Given request:
Extract all of the data and reproduce it precisely.

------------------------------------

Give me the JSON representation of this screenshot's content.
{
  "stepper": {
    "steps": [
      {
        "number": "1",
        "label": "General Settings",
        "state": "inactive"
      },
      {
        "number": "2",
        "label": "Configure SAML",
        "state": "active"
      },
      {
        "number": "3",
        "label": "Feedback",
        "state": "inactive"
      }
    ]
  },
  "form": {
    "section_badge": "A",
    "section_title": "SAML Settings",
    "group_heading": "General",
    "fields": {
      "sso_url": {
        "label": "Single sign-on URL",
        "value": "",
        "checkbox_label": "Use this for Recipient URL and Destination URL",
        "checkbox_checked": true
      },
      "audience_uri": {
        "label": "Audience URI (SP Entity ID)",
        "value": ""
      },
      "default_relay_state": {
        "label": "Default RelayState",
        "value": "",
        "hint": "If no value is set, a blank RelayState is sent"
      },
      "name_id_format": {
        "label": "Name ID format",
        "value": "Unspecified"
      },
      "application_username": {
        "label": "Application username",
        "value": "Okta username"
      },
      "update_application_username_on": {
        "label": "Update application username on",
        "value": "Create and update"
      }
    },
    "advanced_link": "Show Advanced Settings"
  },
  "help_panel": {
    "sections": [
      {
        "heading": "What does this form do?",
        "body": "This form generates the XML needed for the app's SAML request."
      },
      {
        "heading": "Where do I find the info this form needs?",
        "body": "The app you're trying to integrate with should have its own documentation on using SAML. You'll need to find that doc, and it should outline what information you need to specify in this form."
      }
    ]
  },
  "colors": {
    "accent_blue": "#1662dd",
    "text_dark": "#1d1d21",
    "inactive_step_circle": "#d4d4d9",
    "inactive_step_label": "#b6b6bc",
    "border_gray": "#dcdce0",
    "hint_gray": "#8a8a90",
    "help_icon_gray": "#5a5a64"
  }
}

------------------------------------

Exercise response:
Give me the JSON representation of this screenshot's content.
{
  "stepper": {
    "steps": [
      {
        "number": "1",
        "label": "General Settings",
        "state": "inactive"
      },
      {
        "number": "2",
        "label": "Configure SAML",
        "state": "active"
      },
      {
        "number": "3",
        "label": "Feedback",
        "state": "inactive"
      }
    ]
  },
  "form": {
    "section_badge": "A",
    "section_title": "SAML Settings",
    "group_heading": "General",
    "fields": {
      "sso_url": {
        "label": "Single sign-on URL",
        "value": "",
        "checkbox_label": "Use this for Recipient URL and Destination URL",
        "checkbox_checked": true
      },
      "audience_uri": {
        "label": "Audience URI (SP Entity ID)",
        "value": ""
      },
      "default_relay_state": {
        "label": "Default RelayState",
        "value": "",
        "hint": "If no value is set, a blank RelayState is sent"
      },
      "name_id_format": {
        "label": "Name ID format",
        "value": "Unspecified"
      },
      "application_username": {
        "label": "Application username",
        "value": "Okta username"
      },
      "update_application_username_on": {
        "label": "Update application username on",
        "value": "Create and update"
      }
    },
    "advanced_link": "Show Advanced Settings"
  },
  "help_panel": {
    "sections": [
      {
        "heading": "What does this form do?",
        "body": "This form generates the XML needed for the app's SAML request."
      },
      {
        "heading": "Where do I find the info this form needs?",
        "body": "The app you're trying to integrate with should have its own documentation on using SAML. You'll need to find that doc, and it should outline what information you need to specify in this form."
      }
    ]
  },
  "colors": {
    "accent_blue": "#1662dd",
    "text_dark": "#1d1d21",
    "inactive_step_circle": "#d4d4d9",
    "inactive_step_label": "#b6b6bc",
    "border_gray": "#dcdce0",
    "hint_gray": "#8a8a90",
    "help_icon_gray": "#5a5a64"
  }
}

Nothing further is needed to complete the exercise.